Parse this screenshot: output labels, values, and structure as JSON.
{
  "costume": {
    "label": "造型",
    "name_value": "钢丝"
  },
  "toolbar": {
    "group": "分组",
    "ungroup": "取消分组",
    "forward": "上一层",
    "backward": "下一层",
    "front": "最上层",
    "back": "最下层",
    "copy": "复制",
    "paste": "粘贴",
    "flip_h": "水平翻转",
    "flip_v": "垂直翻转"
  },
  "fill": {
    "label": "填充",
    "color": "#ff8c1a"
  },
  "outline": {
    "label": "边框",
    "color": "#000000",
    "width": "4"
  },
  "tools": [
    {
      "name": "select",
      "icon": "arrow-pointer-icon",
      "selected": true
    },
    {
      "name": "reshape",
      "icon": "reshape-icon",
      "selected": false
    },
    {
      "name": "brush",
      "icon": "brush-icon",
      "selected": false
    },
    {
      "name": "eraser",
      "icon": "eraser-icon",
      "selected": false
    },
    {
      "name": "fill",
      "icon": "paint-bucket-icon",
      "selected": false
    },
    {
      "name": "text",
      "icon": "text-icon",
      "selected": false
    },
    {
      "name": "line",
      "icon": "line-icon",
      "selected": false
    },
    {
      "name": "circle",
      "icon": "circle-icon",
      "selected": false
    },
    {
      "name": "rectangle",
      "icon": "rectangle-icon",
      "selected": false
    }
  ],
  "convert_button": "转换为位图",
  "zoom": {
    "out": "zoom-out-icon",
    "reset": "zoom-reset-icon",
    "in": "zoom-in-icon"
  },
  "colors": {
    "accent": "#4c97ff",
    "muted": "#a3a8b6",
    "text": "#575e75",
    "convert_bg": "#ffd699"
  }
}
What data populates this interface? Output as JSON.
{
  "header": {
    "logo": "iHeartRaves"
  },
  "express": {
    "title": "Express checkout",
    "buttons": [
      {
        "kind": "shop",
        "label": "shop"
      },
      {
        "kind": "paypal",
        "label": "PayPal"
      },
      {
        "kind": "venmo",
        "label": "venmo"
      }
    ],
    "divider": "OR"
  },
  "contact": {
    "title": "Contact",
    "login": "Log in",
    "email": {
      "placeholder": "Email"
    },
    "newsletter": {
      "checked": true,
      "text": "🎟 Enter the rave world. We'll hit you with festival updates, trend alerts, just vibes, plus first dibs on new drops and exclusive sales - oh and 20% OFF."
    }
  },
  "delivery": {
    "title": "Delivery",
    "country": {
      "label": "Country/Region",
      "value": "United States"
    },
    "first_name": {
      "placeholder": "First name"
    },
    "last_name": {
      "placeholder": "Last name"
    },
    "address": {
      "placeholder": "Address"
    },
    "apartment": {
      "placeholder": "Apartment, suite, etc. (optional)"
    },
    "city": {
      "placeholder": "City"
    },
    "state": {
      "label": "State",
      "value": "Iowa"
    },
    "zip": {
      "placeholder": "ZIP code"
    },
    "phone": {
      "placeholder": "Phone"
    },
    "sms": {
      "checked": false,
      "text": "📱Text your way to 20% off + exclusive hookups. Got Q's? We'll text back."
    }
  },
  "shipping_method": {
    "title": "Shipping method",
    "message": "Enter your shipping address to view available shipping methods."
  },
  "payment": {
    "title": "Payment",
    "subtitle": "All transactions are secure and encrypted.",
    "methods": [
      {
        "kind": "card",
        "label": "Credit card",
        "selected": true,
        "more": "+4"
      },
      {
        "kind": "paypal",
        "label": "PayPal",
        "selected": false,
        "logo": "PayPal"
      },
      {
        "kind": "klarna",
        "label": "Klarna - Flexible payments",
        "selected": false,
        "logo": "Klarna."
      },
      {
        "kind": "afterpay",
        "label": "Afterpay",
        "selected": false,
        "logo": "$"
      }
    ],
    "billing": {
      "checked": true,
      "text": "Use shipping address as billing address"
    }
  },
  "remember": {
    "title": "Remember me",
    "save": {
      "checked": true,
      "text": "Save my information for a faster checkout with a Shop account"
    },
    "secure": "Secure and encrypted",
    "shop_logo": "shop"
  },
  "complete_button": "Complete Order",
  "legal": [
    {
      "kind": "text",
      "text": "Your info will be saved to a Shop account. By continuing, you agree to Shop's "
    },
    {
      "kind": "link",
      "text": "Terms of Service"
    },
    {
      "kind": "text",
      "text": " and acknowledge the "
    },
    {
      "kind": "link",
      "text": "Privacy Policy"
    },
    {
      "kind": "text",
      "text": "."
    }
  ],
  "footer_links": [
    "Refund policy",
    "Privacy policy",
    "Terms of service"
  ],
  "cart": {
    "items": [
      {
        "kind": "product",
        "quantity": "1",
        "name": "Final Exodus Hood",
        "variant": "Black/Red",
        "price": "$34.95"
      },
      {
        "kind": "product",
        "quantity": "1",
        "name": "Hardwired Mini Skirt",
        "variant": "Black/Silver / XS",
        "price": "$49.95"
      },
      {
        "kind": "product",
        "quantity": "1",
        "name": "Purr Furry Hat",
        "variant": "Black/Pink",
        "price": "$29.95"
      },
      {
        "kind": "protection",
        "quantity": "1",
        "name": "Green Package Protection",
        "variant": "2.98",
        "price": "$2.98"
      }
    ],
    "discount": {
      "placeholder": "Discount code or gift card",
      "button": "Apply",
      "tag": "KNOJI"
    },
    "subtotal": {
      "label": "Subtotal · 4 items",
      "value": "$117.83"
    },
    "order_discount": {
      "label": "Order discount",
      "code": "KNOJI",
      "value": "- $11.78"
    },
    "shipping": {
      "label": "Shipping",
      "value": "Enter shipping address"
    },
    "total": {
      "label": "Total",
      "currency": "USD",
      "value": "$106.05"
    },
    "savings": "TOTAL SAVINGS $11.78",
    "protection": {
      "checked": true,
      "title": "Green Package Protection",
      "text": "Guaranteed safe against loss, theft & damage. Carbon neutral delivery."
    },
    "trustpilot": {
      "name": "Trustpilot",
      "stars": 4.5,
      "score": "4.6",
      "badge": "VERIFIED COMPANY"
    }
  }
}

▬▬▬▬▬▬

• **Task details**:
Copy out each line in the listing that has the word "with".

• **Task result**:
      "text": "🎟 Enter the rave world. We'll hit you with festival updates, trend alerts, just vibes, plus first dibs on new drops and exclusive sales - oh and 20% OFF."
      "text": "Save my information for a faster checkout with a Shop account"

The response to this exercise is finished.